* [Exercise requirements]
From the listing below, copy every line with the word "REBORN".

* [Data to process]
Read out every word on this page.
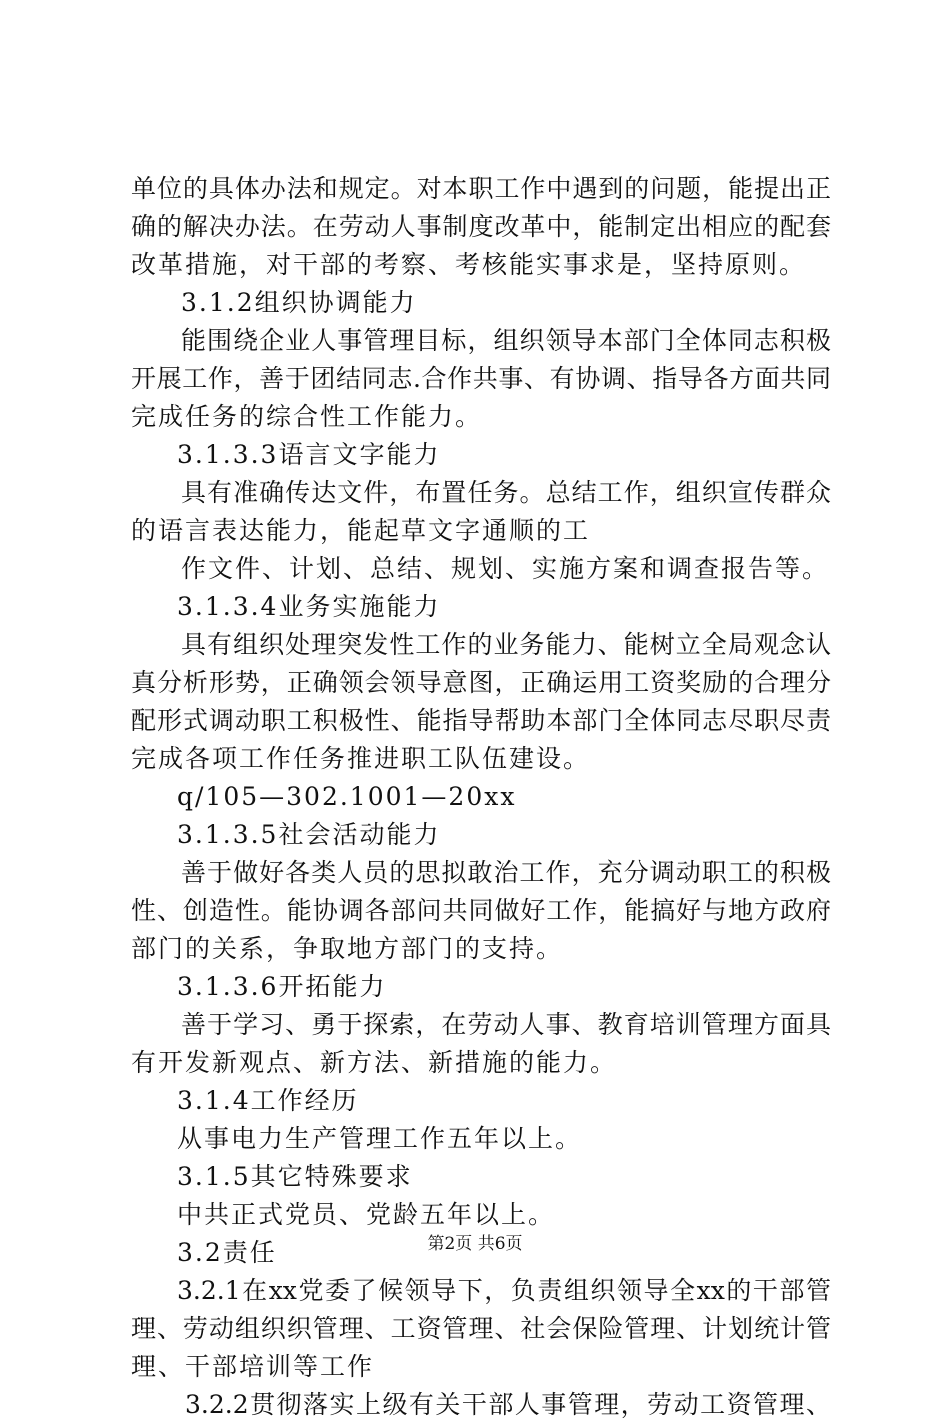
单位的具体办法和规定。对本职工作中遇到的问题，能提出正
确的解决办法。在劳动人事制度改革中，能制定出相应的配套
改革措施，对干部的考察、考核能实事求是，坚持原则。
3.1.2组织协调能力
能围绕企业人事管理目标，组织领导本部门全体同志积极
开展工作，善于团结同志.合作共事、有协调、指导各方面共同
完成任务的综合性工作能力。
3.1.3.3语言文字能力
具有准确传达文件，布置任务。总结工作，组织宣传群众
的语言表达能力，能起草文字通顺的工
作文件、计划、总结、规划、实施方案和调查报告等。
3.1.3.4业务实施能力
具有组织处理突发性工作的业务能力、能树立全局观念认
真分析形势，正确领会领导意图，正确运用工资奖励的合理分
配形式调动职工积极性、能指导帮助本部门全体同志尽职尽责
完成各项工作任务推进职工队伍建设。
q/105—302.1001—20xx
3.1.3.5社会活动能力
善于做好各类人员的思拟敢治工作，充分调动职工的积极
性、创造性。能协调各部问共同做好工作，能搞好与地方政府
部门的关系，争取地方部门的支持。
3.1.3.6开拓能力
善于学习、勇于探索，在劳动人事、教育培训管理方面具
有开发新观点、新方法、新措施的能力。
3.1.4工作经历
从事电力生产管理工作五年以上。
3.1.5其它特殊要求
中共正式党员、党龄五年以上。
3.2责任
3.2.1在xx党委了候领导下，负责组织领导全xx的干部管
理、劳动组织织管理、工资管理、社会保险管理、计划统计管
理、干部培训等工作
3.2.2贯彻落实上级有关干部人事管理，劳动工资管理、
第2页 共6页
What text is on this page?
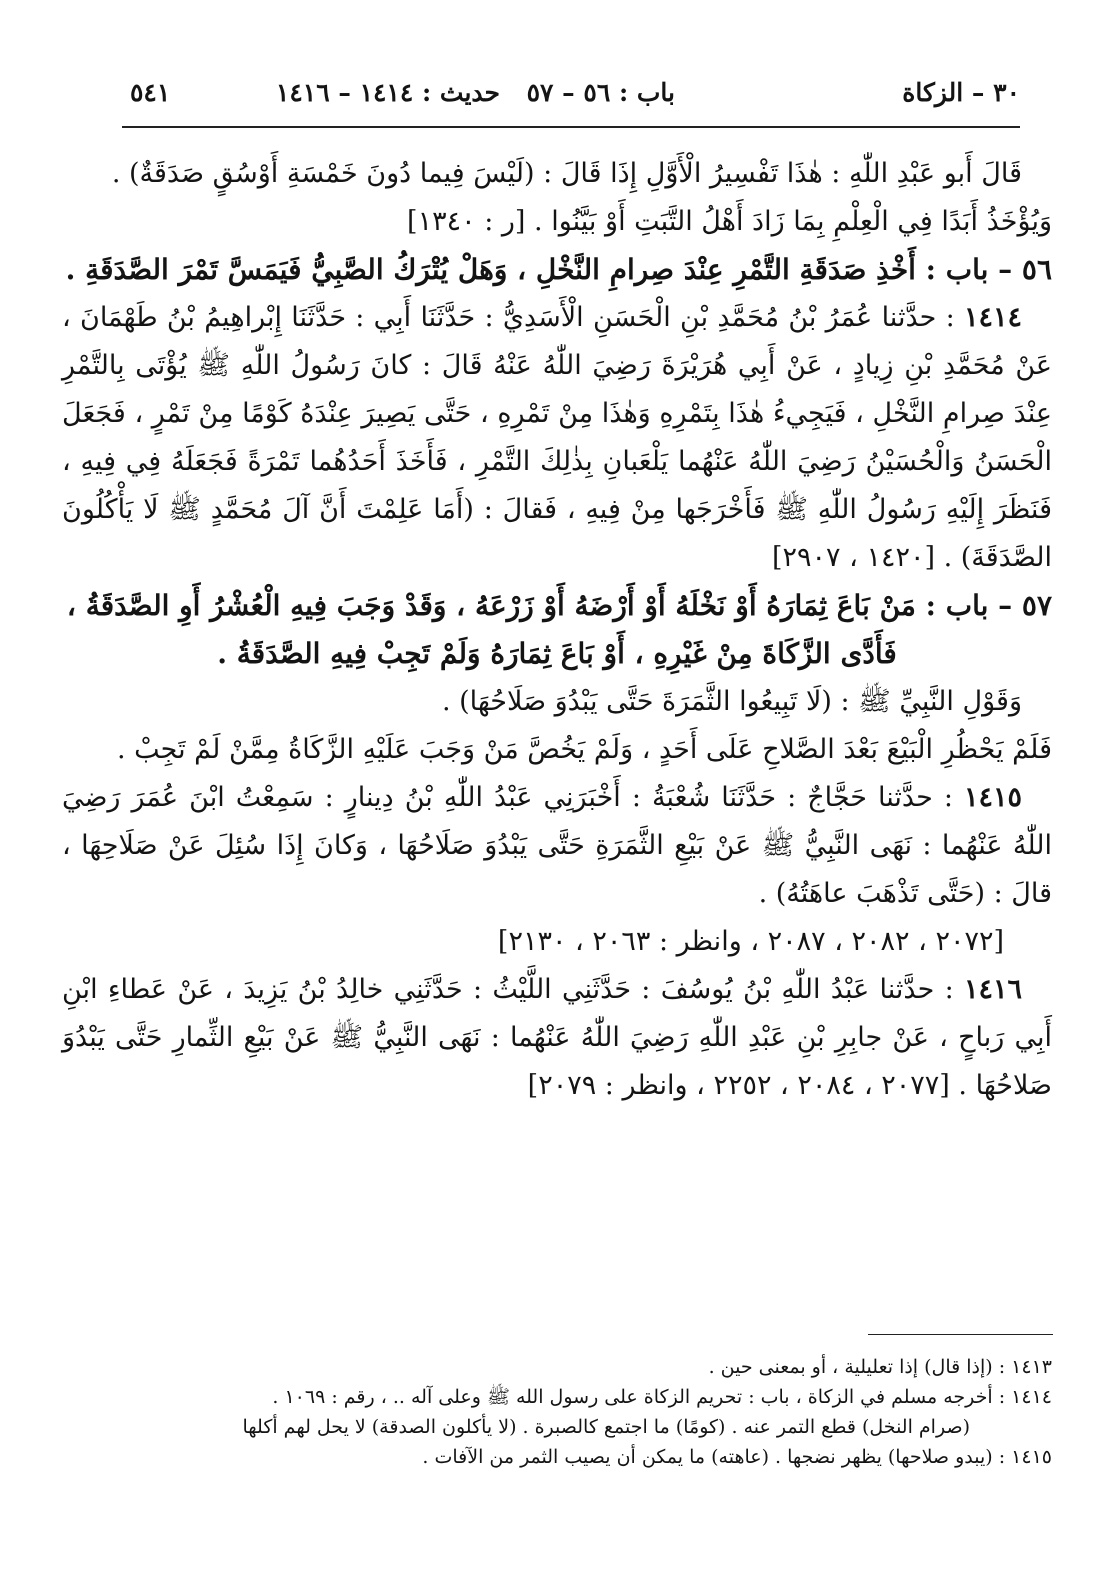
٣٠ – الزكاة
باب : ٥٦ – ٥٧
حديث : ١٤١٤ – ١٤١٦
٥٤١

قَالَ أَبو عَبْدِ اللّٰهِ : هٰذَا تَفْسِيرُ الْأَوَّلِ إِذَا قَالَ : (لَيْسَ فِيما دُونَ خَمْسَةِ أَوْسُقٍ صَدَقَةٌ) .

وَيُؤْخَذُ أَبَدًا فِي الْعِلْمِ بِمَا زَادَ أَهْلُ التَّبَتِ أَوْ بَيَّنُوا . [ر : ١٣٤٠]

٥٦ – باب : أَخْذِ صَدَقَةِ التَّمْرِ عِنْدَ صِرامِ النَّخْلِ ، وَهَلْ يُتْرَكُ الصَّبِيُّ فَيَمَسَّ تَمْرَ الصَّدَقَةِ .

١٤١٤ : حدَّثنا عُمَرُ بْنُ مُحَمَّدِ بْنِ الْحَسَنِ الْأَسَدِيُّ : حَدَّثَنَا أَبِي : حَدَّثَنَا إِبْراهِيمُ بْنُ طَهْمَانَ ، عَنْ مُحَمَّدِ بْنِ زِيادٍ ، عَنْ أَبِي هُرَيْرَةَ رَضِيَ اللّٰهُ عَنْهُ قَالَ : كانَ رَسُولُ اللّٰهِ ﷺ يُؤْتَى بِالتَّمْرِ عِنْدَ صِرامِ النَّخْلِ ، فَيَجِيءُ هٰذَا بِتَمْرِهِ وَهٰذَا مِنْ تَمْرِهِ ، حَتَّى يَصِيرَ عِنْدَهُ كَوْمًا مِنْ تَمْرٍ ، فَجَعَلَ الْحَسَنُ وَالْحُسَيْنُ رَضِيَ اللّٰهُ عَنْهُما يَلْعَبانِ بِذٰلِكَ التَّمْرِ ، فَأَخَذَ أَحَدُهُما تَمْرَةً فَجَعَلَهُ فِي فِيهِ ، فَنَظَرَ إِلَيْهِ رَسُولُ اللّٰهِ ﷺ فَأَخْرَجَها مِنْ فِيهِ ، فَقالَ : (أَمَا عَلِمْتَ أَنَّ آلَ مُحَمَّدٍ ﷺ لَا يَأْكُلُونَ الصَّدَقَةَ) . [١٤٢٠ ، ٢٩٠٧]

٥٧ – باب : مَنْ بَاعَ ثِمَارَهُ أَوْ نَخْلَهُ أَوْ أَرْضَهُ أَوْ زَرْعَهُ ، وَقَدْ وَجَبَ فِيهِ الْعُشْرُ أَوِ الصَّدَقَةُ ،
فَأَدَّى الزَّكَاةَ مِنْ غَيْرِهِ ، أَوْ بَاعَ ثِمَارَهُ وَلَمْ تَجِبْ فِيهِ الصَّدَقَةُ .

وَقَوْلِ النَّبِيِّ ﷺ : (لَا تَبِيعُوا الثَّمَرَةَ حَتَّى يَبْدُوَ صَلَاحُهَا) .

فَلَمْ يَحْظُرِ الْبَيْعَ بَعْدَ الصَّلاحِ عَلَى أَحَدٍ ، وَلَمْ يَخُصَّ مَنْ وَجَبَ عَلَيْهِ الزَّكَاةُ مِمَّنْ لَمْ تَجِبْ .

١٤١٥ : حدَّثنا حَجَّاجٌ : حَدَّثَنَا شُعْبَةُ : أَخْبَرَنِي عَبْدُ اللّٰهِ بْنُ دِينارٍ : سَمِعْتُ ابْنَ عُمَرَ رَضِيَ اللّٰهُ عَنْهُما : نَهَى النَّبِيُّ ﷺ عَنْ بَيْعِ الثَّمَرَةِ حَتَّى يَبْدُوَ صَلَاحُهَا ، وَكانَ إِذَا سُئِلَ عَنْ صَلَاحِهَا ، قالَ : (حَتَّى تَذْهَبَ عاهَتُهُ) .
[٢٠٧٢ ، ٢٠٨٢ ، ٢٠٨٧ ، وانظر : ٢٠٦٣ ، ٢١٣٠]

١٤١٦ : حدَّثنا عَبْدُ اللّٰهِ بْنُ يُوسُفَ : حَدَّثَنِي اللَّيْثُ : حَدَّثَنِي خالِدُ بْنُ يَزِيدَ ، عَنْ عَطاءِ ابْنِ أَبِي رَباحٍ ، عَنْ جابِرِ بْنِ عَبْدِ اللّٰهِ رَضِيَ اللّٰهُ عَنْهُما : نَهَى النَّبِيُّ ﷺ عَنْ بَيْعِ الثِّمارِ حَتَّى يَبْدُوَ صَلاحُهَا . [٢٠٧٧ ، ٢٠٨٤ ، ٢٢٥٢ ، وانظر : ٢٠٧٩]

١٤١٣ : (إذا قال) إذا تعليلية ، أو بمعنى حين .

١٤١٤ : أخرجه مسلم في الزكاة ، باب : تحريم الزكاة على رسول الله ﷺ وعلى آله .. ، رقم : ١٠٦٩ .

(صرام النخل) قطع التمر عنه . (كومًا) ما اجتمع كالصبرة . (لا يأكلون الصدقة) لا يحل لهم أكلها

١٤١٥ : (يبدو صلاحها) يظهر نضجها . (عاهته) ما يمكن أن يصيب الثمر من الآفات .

==

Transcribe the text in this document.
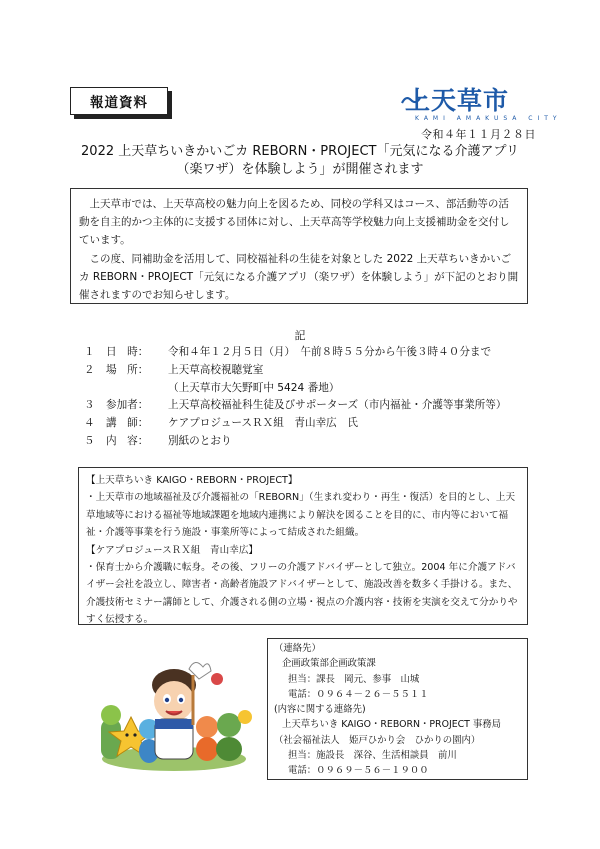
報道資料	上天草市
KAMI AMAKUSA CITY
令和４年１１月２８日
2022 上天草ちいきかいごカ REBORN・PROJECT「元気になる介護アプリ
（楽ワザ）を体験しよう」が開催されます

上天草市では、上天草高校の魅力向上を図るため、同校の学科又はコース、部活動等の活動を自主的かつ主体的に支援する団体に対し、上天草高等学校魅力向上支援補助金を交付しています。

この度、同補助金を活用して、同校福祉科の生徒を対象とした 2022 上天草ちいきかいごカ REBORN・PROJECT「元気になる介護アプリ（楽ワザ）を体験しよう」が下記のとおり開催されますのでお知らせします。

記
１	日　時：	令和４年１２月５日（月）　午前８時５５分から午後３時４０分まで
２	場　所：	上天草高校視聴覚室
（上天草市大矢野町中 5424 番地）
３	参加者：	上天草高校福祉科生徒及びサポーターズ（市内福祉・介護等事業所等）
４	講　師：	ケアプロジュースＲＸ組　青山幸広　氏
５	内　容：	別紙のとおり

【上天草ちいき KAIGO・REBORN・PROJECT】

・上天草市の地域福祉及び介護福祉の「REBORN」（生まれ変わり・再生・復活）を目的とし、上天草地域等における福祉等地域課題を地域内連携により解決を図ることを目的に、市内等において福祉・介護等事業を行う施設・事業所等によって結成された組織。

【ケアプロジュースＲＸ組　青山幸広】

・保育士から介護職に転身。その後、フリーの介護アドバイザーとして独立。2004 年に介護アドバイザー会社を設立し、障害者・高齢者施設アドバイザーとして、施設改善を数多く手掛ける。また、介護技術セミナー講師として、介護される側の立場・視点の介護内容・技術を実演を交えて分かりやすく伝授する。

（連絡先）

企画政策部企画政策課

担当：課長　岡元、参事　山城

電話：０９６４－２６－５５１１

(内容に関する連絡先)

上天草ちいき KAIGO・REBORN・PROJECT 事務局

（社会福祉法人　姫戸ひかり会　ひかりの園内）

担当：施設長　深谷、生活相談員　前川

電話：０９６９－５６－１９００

* [Solution]
2022 上天草ちいきかいごカ REBORN・PROJECT「元気になる介護アプリ
この度、同補助金を活用して、同校福祉科の生徒を対象とした 2022 上天草ちいきかいごカ REBORN・PROJECT「元気になる介護アプリ（楽ワザ）を体験しよう」が下記のとおり開催されますのでお知らせします。
【上天草ちいき KAIGO・REBORN・PROJECT】
・上天草市の地域福祉及び介護福祉の「REBORN」（生まれ変わり・再生・復活）を目的とし、上天草地域等における福祉等地域課題を地域内連携により解決を図ることを目的に、市内等において福祉・介護等事業を行う施設・事業所等によって結成された組織。
上天草ちいき KAIGO・REBORN・PROJECT 事務局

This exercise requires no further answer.